--- START OF Entries ---

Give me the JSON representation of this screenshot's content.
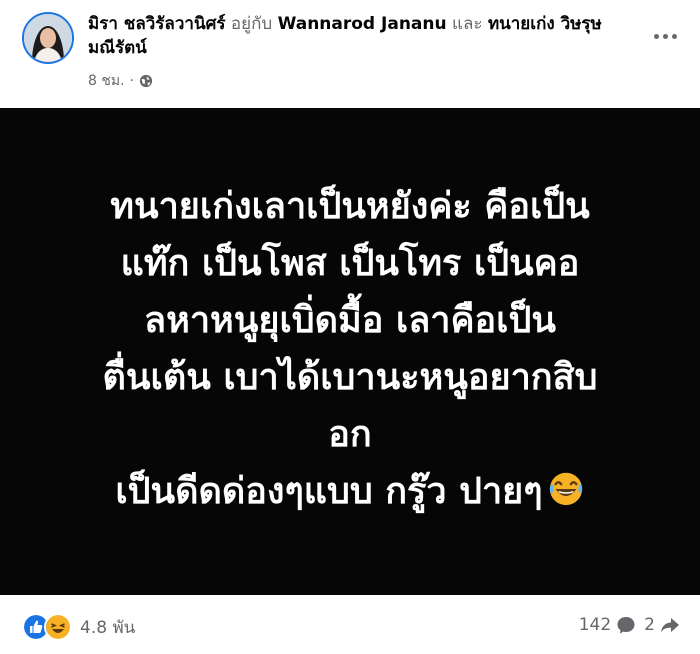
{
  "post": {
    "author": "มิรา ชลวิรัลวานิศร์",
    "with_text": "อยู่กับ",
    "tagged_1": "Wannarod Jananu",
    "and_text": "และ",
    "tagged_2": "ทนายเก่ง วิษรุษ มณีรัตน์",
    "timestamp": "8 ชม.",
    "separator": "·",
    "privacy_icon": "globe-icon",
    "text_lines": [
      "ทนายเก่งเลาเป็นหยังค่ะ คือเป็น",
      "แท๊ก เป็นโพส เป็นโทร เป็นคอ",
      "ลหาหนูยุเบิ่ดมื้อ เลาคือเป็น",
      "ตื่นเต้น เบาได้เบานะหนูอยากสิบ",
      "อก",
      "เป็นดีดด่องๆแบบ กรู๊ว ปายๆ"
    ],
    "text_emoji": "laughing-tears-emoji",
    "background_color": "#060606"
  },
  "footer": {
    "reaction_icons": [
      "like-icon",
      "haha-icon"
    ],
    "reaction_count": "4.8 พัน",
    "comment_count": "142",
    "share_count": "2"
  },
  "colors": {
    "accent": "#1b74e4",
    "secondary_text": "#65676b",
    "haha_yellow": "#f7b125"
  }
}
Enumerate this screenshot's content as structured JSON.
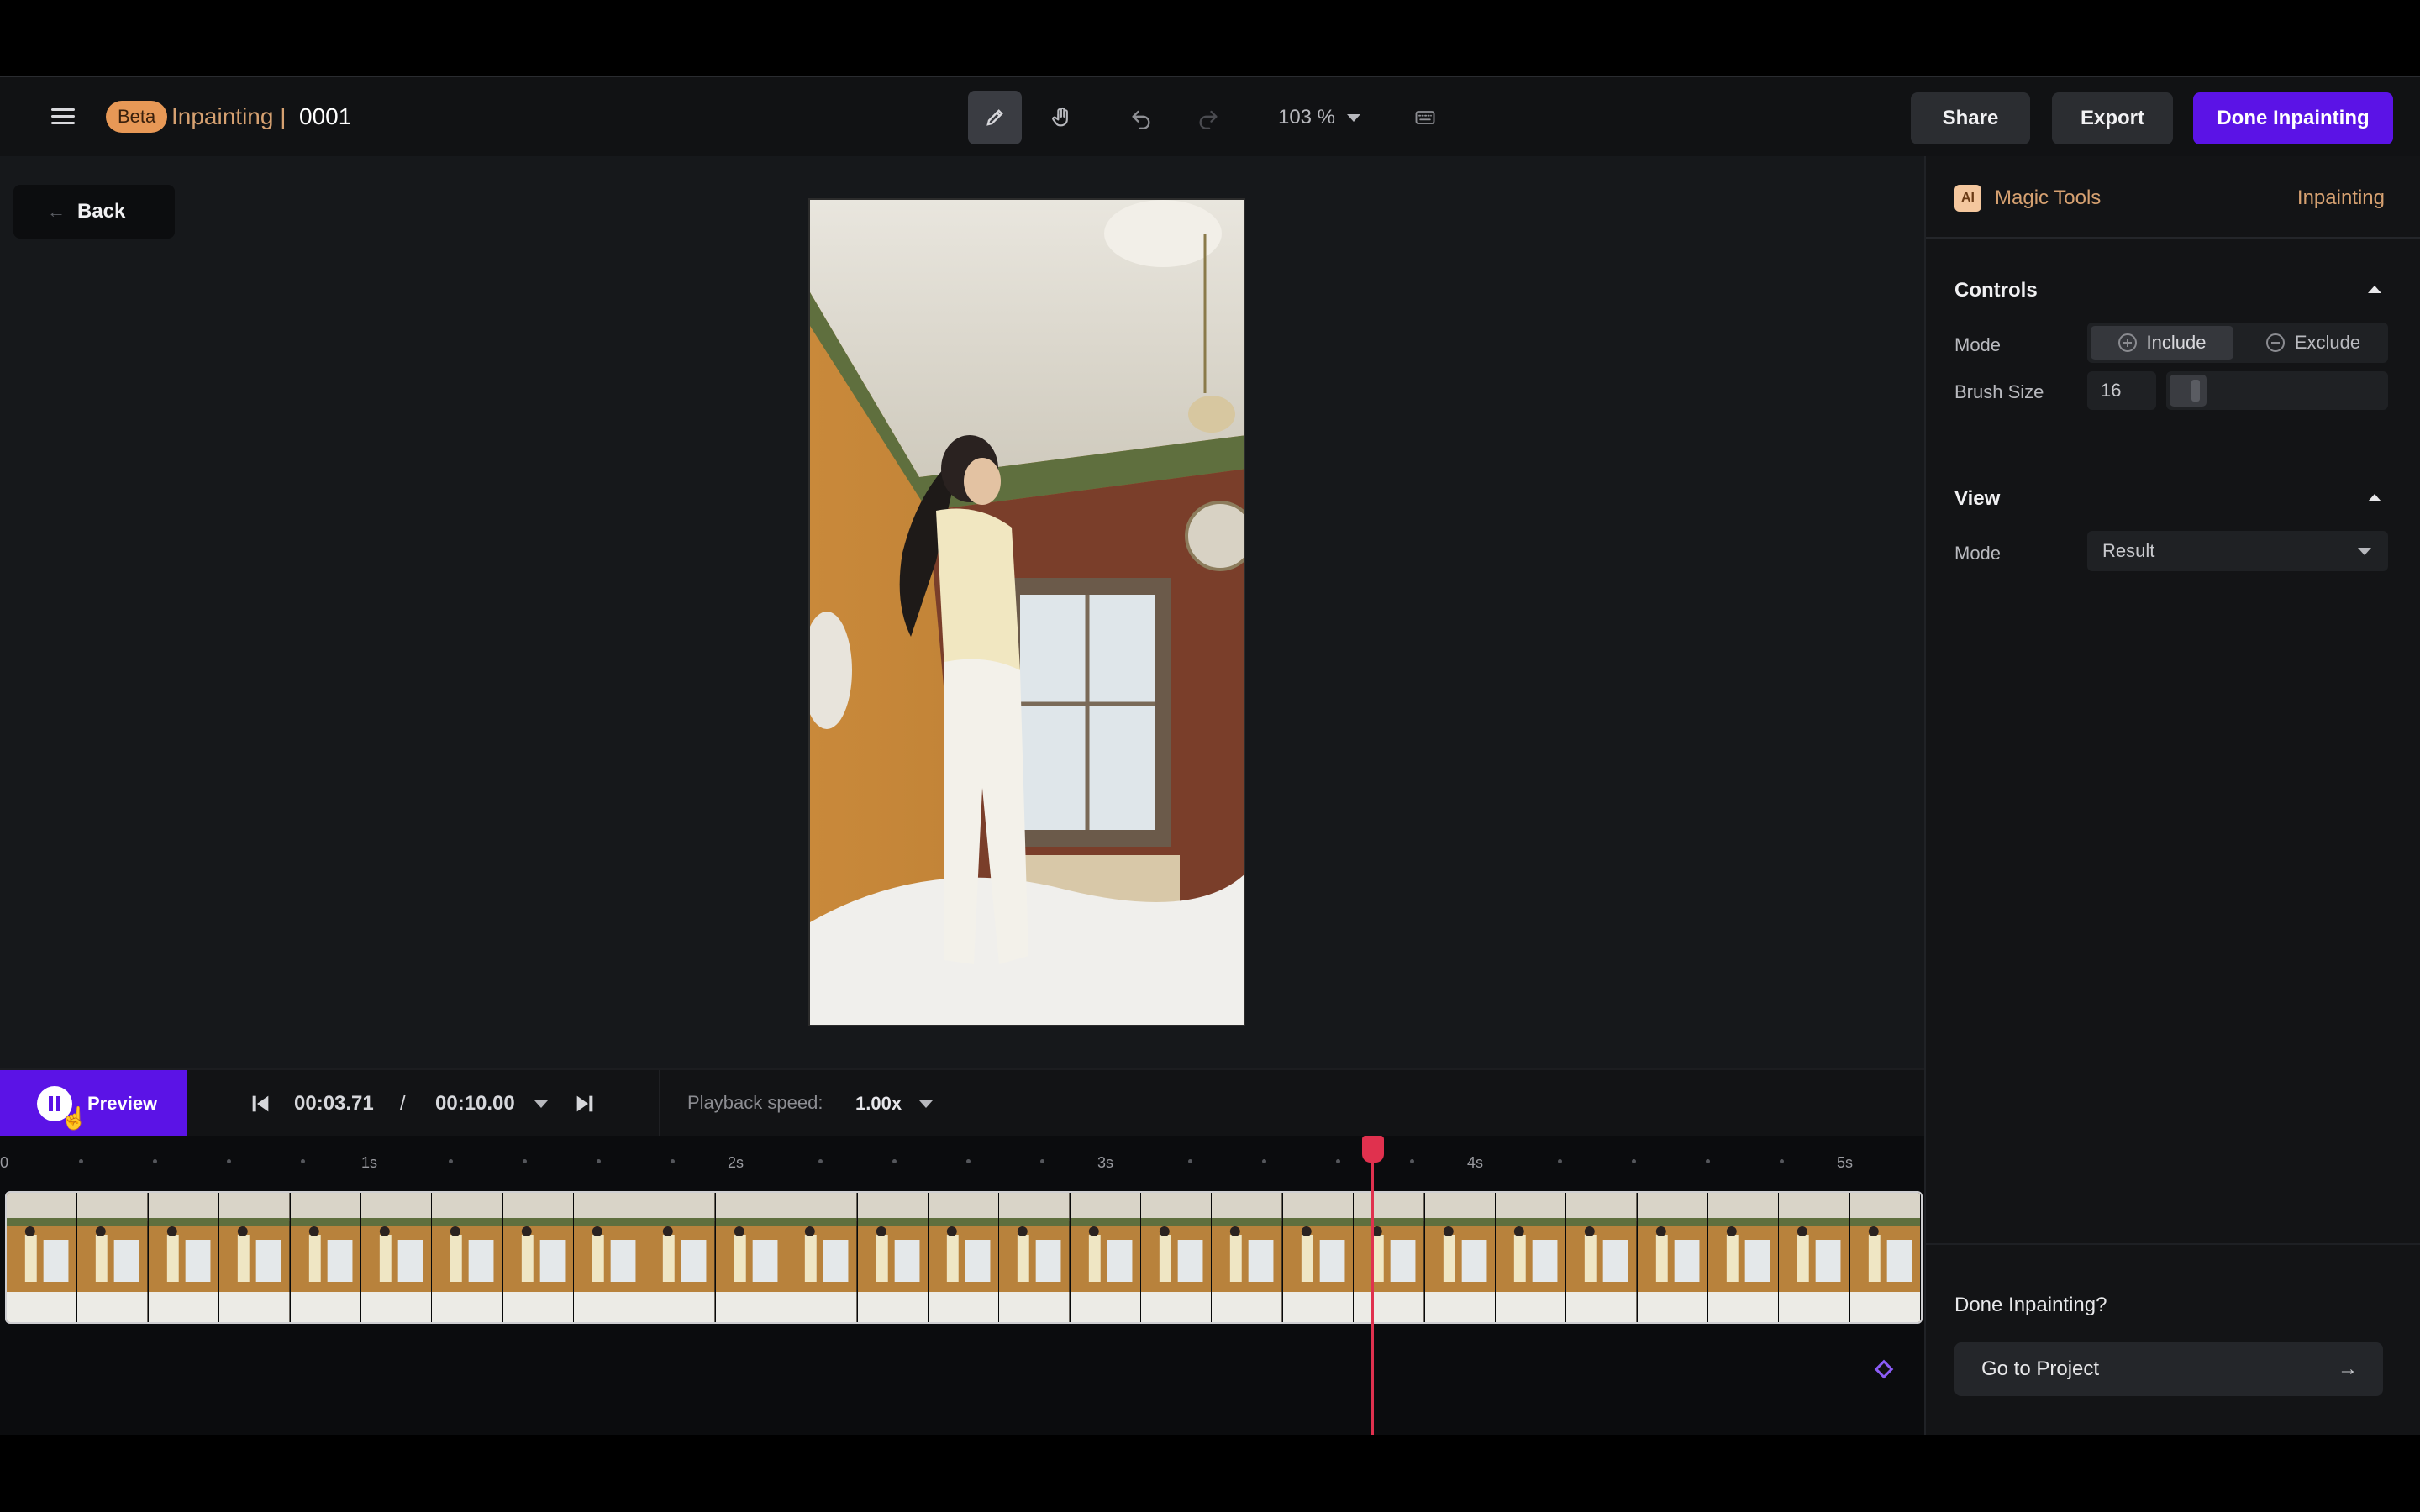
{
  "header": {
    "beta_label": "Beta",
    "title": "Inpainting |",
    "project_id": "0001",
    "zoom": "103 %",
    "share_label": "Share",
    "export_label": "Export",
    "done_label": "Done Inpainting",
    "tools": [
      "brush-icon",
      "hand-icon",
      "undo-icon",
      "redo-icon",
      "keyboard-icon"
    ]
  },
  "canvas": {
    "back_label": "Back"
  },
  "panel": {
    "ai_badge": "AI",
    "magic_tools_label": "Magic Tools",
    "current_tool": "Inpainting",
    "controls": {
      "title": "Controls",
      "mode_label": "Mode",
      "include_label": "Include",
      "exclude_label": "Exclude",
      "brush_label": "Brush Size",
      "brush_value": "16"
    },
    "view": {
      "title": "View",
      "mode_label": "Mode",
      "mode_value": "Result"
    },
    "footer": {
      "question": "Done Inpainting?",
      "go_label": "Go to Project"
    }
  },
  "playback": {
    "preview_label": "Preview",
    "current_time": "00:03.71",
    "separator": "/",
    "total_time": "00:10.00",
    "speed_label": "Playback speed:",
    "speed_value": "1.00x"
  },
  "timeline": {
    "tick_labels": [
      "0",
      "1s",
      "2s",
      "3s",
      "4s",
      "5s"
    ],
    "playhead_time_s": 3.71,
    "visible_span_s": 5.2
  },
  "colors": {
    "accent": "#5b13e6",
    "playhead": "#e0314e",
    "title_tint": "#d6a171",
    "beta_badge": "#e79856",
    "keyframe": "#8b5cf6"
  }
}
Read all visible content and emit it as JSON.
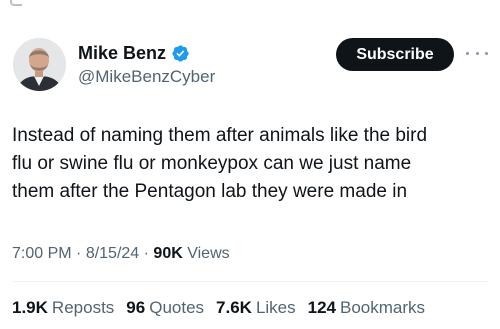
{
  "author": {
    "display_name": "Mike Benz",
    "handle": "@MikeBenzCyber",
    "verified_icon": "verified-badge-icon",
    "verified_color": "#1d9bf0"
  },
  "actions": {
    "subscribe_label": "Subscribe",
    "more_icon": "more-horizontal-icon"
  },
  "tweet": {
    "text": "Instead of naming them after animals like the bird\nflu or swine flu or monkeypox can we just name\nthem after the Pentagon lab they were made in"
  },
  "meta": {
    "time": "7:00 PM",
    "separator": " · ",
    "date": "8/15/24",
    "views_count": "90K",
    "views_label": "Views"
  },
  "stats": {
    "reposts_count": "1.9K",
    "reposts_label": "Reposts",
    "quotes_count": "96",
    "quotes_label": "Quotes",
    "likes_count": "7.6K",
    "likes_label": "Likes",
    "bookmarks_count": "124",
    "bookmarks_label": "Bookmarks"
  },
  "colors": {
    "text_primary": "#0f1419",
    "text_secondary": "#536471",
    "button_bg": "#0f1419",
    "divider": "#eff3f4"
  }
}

--- END OF Entries ---

What you should do —
Find every line with the word "this" and state how many there are, with no other words.

Solution —
2